> _AIM OF THE EXERCISE_
How many of the lines below include "ОРУДИЙ"? Give the number and no other words.

Collection entries
━━━━━━━━━━
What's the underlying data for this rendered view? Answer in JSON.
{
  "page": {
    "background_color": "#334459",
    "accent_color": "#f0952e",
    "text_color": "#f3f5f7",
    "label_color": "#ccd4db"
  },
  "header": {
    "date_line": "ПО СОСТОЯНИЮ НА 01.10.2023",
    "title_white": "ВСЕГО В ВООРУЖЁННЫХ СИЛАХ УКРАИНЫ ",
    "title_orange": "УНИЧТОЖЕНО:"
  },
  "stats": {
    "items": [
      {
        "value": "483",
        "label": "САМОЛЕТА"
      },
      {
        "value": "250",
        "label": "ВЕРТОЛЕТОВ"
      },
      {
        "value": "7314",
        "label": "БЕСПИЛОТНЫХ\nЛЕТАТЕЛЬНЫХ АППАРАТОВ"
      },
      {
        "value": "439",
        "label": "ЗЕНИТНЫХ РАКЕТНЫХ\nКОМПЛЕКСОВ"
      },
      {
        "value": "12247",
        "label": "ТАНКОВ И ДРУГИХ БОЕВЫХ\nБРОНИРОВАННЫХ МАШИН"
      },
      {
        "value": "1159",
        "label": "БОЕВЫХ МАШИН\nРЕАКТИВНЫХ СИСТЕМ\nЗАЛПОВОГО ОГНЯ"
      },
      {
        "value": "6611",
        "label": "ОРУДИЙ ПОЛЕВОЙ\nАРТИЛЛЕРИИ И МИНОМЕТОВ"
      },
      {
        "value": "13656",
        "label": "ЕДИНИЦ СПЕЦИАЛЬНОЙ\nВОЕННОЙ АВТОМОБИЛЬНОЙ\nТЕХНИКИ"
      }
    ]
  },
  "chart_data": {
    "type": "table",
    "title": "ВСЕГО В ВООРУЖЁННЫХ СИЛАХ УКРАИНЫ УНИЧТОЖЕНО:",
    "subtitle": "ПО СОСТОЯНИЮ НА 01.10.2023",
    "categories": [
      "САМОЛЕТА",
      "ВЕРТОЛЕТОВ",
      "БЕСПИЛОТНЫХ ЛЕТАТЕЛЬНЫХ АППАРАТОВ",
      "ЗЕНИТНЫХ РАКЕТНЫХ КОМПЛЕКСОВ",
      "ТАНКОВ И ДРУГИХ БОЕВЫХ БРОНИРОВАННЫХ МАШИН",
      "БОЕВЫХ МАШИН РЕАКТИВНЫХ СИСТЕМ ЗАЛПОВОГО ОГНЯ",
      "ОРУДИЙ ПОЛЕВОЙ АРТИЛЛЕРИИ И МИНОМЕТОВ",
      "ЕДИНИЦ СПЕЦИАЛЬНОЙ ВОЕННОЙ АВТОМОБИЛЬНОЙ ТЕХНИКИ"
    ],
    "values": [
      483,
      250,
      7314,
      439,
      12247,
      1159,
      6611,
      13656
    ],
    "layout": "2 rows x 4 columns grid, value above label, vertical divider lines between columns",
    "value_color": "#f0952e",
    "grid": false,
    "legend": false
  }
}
━━━━━━━━━━
> _ANSWER IN FULL_
2